**STORED RECORDS**.
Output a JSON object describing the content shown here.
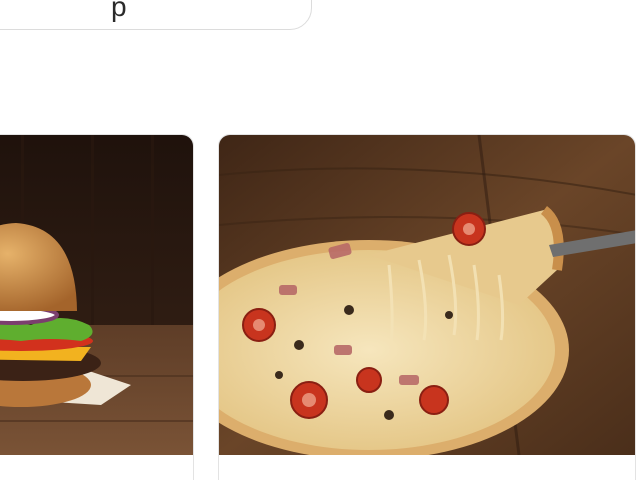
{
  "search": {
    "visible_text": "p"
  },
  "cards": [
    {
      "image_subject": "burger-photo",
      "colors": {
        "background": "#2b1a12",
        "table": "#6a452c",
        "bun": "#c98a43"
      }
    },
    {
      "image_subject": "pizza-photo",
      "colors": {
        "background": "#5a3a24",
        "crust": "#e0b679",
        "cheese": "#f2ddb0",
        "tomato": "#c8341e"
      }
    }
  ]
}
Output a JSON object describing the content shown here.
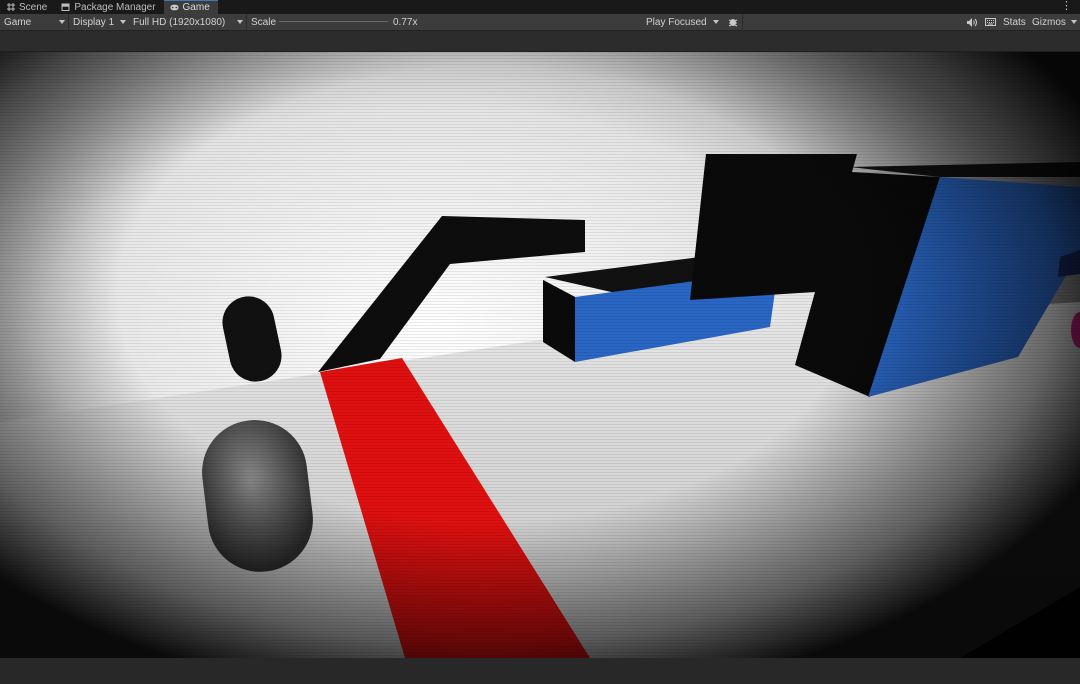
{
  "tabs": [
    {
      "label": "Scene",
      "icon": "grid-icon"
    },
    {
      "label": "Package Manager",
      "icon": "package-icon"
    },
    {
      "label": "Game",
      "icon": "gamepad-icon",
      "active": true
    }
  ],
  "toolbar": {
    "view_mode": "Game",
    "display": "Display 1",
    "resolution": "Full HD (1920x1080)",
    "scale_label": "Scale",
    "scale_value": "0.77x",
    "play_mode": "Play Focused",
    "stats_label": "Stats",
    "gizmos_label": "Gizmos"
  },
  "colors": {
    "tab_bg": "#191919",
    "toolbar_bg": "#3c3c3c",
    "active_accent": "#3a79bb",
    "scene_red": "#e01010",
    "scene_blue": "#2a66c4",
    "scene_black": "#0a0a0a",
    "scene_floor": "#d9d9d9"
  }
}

**GIVEN EXERCISE**. Give back the entries verbatim. Do not include any picture.

**CORRECT RESPONSE**.
Output a JSON object describing the content shown here.
{
  "search": {
    "visible_text": "p"
  },
  "cards": [
    {
      "image_subject": "burger-photo",
      "colors": {
        "background": "#2b1a12",
        "table": "#6a452c",
        "bun": "#c98a43"
      }
    },
    {
      "image_subject": "pizza-photo",
      "colors": {
        "background": "#5a3a24",
        "crust": "#e0b679",
        "cheese": "#f2ddb0",
        "tomato": "#c8341e"
      }
    }
  ]
}
Output a JSON object describing the content shown here.
{
  "tabs": [
    {
      "label": "Scene",
      "icon": "grid-icon"
    },
    {
      "label": "Package Manager",
      "icon": "package-icon"
    },
    {
      "label": "Game",
      "icon": "gamepad-icon",
      "active": true
    }
  ],
  "toolbar": {
    "view_mode": "Game",
    "display": "Display 1",
    "resolution": "Full HD (1920x1080)",
    "scale_label": "Scale",
    "scale_value": "0.77x",
    "play_mode": "Play Focused",
    "stats_label": "Stats",
    "gizmos_label": "Gizmos"
  },
  "colors": {
    "tab_bg": "#191919",
    "toolbar_bg": "#3c3c3c",
    "active_accent": "#3a79bb",
    "scene_red": "#e01010",
    "scene_blue": "#2a66c4",
    "scene_black": "#0a0a0a",
    "scene_floor": "#d9d9d9"
  }
}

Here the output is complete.